[Document layout analysis data]
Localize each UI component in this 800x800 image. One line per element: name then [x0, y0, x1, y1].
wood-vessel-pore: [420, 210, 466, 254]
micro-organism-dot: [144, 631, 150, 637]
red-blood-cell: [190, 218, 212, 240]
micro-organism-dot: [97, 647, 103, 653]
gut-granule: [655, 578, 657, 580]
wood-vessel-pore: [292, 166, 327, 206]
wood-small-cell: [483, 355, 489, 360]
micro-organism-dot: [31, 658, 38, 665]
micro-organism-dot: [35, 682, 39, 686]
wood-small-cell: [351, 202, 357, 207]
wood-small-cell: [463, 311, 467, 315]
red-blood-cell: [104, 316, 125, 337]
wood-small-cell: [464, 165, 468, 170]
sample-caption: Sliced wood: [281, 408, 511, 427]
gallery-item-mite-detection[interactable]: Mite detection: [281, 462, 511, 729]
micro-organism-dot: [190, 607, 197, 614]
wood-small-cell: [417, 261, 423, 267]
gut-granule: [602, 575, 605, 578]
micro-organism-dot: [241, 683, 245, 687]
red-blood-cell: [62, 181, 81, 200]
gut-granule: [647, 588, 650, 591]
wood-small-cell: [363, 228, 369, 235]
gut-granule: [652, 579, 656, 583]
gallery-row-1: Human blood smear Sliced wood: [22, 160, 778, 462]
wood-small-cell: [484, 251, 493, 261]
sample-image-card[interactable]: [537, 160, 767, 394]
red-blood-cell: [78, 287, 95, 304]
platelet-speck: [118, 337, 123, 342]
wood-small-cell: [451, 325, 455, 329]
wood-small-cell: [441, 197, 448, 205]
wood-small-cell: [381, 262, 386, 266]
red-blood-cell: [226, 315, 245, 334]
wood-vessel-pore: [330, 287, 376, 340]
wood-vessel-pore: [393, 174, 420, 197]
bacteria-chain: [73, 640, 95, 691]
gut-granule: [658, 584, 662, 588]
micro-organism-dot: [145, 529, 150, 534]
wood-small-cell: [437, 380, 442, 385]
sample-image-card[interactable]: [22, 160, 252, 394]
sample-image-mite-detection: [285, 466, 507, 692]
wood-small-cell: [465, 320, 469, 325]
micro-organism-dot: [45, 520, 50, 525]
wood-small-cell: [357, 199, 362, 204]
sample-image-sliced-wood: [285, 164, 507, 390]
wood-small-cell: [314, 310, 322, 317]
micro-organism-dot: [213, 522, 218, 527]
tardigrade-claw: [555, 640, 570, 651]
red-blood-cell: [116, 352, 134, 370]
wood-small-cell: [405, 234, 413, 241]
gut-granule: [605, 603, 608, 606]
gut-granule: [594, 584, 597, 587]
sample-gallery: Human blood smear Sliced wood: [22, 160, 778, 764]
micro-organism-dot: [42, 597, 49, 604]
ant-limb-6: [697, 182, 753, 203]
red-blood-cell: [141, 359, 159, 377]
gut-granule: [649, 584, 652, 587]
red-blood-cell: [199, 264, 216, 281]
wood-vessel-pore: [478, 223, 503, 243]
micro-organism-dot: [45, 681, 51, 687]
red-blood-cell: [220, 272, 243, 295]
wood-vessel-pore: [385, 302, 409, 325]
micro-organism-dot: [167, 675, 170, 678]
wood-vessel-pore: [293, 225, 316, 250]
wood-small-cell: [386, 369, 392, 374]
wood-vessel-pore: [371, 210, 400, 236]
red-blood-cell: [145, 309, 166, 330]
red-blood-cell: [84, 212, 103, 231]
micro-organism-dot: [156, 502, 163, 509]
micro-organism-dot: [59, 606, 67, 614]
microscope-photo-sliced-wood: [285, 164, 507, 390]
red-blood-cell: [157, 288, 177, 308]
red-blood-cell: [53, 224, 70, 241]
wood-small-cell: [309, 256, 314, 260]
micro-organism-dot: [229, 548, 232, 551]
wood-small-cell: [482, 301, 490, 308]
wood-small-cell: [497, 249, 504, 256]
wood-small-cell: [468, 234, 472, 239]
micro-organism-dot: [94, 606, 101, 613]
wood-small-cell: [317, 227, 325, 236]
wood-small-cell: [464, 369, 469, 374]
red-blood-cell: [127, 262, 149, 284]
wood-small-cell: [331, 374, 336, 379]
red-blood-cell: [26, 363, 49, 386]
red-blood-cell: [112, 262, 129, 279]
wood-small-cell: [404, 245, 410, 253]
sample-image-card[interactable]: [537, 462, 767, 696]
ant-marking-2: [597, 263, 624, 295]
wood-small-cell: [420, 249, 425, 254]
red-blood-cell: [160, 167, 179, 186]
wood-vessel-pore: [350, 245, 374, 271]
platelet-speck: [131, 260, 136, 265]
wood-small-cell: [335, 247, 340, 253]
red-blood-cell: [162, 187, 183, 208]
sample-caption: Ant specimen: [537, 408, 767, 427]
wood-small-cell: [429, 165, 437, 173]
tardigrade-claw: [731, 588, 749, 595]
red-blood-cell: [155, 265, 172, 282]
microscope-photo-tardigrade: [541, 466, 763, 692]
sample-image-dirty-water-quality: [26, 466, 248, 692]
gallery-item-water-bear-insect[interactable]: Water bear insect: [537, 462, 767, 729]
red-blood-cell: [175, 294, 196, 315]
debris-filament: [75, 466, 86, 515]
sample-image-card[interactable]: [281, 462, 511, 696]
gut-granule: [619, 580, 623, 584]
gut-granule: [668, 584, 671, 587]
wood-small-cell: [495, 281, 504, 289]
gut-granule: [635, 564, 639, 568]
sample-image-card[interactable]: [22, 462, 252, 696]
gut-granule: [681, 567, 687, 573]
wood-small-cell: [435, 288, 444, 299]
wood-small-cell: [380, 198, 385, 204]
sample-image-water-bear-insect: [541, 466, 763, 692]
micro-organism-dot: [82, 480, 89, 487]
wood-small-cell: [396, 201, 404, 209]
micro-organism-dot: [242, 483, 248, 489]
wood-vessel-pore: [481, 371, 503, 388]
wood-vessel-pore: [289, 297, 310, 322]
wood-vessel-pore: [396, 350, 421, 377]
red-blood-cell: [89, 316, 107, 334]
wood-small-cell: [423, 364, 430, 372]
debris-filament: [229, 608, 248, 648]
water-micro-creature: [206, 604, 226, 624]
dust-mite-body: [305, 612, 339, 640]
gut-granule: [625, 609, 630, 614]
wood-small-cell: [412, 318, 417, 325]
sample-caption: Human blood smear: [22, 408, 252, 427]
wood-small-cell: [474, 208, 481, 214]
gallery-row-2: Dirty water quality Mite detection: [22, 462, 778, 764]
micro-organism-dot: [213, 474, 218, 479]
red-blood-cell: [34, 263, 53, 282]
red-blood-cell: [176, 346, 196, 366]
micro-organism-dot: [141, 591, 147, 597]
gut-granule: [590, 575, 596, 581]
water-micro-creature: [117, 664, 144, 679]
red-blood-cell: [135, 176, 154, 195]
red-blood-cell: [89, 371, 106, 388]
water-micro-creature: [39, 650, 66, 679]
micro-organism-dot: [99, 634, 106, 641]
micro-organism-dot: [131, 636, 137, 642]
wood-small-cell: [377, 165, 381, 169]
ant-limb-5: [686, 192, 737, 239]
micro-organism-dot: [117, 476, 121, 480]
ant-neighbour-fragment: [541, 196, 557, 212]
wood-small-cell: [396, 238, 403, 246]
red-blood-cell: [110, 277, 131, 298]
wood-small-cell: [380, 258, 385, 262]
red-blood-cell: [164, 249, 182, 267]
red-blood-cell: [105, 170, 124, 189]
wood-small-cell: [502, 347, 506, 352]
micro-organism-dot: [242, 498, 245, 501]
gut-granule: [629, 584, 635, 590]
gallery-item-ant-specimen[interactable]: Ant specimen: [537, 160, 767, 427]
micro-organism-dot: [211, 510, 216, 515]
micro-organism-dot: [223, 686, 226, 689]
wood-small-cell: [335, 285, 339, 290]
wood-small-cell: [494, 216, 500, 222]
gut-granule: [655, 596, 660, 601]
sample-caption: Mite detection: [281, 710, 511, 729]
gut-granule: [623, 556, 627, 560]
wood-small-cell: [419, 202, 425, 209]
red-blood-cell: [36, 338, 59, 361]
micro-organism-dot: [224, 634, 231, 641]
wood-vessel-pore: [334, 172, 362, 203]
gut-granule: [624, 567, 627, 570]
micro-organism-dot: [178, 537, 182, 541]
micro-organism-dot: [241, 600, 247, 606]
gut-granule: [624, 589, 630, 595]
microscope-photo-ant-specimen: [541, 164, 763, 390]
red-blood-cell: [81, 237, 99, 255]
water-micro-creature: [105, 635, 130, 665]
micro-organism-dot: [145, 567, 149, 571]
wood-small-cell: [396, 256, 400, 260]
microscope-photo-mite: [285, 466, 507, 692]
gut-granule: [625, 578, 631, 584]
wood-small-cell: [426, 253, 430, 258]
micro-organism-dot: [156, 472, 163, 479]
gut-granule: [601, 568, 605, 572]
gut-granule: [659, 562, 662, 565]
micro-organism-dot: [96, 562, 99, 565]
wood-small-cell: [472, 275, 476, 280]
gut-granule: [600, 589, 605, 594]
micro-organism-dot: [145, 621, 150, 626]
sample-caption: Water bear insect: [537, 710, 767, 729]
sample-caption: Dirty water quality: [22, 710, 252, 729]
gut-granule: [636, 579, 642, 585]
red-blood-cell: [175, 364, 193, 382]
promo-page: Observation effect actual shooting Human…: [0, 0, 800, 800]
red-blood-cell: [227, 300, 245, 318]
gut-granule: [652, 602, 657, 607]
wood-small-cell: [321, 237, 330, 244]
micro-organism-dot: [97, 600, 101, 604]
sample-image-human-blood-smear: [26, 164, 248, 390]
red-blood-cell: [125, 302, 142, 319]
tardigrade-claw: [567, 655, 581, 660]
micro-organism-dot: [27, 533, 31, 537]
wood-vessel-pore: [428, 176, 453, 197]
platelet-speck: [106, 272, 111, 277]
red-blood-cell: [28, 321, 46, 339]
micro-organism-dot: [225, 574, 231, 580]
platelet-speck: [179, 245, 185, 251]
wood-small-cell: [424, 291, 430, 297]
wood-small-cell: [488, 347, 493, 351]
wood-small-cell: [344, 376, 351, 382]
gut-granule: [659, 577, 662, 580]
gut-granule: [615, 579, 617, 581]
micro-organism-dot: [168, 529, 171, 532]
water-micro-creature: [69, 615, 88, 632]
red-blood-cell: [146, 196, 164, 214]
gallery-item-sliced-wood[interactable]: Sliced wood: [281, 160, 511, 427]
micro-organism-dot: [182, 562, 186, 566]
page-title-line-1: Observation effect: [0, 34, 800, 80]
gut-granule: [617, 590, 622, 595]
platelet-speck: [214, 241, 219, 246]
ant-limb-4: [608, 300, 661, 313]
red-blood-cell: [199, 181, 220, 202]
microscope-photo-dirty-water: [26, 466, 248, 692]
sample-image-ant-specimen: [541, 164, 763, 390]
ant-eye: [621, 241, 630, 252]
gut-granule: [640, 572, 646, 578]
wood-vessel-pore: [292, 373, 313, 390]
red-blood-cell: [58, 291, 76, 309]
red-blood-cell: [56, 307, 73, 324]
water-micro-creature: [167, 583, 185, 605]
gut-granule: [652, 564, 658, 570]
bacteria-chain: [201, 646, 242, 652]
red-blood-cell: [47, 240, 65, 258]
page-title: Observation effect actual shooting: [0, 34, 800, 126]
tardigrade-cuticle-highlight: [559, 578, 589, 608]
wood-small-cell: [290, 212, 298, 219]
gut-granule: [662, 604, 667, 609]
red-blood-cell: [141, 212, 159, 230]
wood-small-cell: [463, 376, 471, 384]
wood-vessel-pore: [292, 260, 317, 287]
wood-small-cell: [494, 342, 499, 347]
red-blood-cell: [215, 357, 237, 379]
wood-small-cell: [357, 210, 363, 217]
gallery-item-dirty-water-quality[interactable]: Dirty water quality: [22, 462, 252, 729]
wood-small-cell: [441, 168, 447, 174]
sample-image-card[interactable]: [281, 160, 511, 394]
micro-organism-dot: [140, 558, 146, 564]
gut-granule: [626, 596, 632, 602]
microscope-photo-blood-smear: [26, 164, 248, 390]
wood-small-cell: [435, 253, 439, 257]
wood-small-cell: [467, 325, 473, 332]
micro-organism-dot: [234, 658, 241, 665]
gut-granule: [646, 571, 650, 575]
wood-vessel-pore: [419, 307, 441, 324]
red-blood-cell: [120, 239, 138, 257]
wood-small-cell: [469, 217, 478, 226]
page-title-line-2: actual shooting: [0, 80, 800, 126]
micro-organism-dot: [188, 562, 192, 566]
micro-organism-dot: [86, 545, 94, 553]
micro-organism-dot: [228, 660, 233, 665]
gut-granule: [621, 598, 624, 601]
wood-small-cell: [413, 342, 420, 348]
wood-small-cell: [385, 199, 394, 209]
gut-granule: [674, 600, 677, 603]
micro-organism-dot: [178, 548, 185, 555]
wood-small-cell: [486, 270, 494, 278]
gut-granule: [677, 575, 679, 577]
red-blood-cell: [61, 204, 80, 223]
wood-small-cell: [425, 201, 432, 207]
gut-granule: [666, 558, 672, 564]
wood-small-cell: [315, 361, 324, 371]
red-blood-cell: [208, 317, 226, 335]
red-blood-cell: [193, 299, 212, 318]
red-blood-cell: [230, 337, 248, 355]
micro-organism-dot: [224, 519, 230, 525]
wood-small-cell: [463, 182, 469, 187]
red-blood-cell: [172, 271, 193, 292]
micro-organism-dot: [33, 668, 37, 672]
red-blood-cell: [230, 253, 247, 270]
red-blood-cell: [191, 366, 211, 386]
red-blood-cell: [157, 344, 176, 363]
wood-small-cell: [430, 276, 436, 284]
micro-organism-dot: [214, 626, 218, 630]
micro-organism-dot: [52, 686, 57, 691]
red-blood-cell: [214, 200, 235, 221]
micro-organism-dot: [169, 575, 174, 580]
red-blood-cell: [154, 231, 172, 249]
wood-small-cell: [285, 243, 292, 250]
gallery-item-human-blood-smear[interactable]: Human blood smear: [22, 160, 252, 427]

## WHAT TO DO:
Provide a count of the lines in the data above that include the word "claw", stating the number alone.

## REPLY:
3